TEXT SECTION Block Start
I have attempted to post a comment but without success. Quite a long one. Is there a word limit?
Sorry, Stephen, your earlier comment was trapped in the spam filter, which has a mind of its own. Now released.
Patrick, I’m not sure how, if the problem is academic researchers being no good at innovation, having fewer of them helps, particularly if those that remain focus their attention on internationally leading research. I’m also not sure what you mean when you say “we” are starving our SMEs of funding. Who’s “we” here – do you mean the banks, venture capitalists, equity investors, or do you think the state should be stepping in more? And why do you single out their legal costs as the main problem?
CDN, of course you must be right, the robustness of any “stage-gating” process has to be crucial for any R&D. And sometimes stuff just doesn’t work out, and you’ll have to accept that. But Ballard is still going as a fuel cell company, so Canada got some benefit from their PEM program, didn’t it? I suspect the problem there is one of where a particular technology (fuel cells) fits into a much bigger picture (getting a different infrastructure for powering automobiles). Not sure I would agree that the USA’s moon program didn’t have a precursor R&D program – surely the massive military rocket and satellite program was what that built on.
TEXT SECTION Block End
DATASET EXCERPTS Block Start
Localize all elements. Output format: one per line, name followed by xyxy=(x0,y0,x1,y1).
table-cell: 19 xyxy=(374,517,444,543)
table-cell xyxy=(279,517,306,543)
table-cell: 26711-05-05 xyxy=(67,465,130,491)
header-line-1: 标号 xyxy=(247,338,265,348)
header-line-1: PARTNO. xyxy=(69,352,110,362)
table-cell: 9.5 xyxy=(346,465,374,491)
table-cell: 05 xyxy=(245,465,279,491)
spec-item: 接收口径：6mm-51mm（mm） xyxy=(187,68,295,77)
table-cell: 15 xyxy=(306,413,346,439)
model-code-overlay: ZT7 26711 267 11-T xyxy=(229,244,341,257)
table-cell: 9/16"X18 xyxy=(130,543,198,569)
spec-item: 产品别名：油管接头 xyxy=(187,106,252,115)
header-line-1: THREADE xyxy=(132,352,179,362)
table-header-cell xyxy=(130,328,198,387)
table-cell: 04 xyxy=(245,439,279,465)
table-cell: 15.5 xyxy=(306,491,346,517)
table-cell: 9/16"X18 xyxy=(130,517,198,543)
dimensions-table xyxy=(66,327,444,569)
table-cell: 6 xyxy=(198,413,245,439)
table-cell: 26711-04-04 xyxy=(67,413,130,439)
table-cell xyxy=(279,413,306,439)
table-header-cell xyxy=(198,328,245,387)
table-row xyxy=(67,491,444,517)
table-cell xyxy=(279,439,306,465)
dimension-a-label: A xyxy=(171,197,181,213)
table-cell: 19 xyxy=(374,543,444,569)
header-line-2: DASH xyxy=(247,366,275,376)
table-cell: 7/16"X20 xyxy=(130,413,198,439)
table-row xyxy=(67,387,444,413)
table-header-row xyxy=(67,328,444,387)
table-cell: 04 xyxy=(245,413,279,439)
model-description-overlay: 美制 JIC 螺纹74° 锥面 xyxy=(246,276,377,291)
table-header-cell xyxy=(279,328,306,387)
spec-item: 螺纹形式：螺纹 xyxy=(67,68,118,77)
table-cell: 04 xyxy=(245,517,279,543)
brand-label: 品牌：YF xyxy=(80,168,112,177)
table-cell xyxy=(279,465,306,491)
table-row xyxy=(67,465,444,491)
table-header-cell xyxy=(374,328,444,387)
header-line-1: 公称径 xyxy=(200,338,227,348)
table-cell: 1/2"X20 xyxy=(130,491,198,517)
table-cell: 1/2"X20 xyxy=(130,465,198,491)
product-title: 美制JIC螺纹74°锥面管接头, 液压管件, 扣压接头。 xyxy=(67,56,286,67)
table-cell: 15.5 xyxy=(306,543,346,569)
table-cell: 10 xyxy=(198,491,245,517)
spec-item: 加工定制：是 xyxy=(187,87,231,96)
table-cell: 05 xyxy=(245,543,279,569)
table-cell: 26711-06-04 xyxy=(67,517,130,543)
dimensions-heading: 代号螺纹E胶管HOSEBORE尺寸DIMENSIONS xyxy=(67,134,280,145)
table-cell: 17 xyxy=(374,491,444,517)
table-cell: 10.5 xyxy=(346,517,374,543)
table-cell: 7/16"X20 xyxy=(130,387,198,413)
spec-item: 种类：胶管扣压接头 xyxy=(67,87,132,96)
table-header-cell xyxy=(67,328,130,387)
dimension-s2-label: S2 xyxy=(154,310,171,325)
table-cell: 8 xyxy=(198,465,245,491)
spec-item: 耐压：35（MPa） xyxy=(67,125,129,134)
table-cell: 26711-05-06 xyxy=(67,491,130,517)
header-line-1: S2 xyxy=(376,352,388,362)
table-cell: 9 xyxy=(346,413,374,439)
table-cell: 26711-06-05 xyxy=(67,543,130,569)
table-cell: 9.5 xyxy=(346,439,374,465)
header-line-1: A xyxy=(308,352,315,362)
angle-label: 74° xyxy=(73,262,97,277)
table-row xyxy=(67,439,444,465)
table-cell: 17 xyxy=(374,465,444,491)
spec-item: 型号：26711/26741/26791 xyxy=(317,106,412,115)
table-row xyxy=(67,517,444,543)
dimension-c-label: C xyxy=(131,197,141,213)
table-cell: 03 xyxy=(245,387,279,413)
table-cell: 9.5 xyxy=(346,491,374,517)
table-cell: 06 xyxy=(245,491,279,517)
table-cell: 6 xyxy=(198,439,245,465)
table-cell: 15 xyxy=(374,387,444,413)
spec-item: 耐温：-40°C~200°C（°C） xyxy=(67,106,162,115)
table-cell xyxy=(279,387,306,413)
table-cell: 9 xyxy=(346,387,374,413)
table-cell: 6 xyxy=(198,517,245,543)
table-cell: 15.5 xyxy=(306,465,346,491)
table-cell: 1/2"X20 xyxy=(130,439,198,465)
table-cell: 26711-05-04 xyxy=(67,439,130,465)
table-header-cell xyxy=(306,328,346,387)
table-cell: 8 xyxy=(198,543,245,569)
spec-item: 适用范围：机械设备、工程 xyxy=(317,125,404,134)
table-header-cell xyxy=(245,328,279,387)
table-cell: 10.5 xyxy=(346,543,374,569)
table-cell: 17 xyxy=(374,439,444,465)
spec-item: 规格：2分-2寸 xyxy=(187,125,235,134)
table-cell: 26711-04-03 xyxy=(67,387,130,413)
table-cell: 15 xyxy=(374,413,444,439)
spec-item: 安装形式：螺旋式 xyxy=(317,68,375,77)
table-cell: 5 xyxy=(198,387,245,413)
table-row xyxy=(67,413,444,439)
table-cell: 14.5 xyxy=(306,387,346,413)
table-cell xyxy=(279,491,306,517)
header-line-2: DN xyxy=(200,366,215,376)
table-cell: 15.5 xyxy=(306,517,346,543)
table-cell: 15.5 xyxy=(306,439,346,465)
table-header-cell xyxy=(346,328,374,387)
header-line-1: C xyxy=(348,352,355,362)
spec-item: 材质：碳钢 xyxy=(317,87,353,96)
DATASET EXCERPTS Block End
◆ WORK REQUEST 1
Write out the comment thread from "CDN, of course" down to "that built on.".
◆ WORK REQUEST 2
In the comment thread, which company is described as still going as a fuel cell company?
◆ WORK REQUEST 3
Proceed with the comment thread, picking up after its final sentence.

◆ ANSWER 1
CDN, of course you must be right, the robustness of any “stage-gating” process has to be crucial for any R&D. And sometimes stuff just doesn’t work out, and you’ll have to accept that. But Ballard is still going as a fuel cell company, so Canada got some benefit from their PEM program, didn’t it? I suspect the problem there is one of where a particular technology (fuel cells) fits into a much bigger picture (getting a different infrastructure for powering automobiles). Not sure I would agree that the USA’s moon program didn’t have a precursor R&D program – surely the massive military rocket and satellite program was what that built on.

◆ ANSWER 2
Ballard

◆ ANSWER 3
Stephen, your examples of long-term benefits of research are good ones. But I think you are illustrating my point about the need to consider the wider innovation system when arguing what benefits you get from blue-sky research. In those cases, the blue sky research was able to provide economic benefits only because it existed in an environment in which inventions could be turned into products and taken to market. The worry is that that environment, now, doesn’t exist or is at least less favourable; perhaps it isn’t so much the impact agenda that makes it impossible to wait a long time for the pay-off from such blue sky research, as the demand of venture capitalists for a big return in 5-10 years.
I think (not sure) the Canadian gov of the late 90s invested about $4.5B in PEM technology with distilled water needs and a narrow temp range (bad in Canada) being the main hurdles, also was invested in a precious metals trough. They sold the vehicle cell technology they had for $260M, or something like that. Their forklift battery biz is good, but probably not worth much more than the big money passenger car arm they sold. That space application is an in situ sample analysis platform, that doesn’t exist yet. It would cut the time for sample analysis missions to Jovian and Saturn system in half. But needs automated SPMs, particle beams and other fossil findinf techniques. Nanotach obviously makes space cheaper via lighter computers and aerospace parts….I meant GWB funded the Moon speech out of nothing more than cutting NASA programmes needed to go to the Moon. The ISS was to be shortened, Cancelled CAM could’ve determined the Lunar plant composition.
Forgot to mention for peat moss, it isn’t being bred like agri, or being extensively R+Ded; Freeman just figured out two years ago fuscum when wet retards decomposition enzymes.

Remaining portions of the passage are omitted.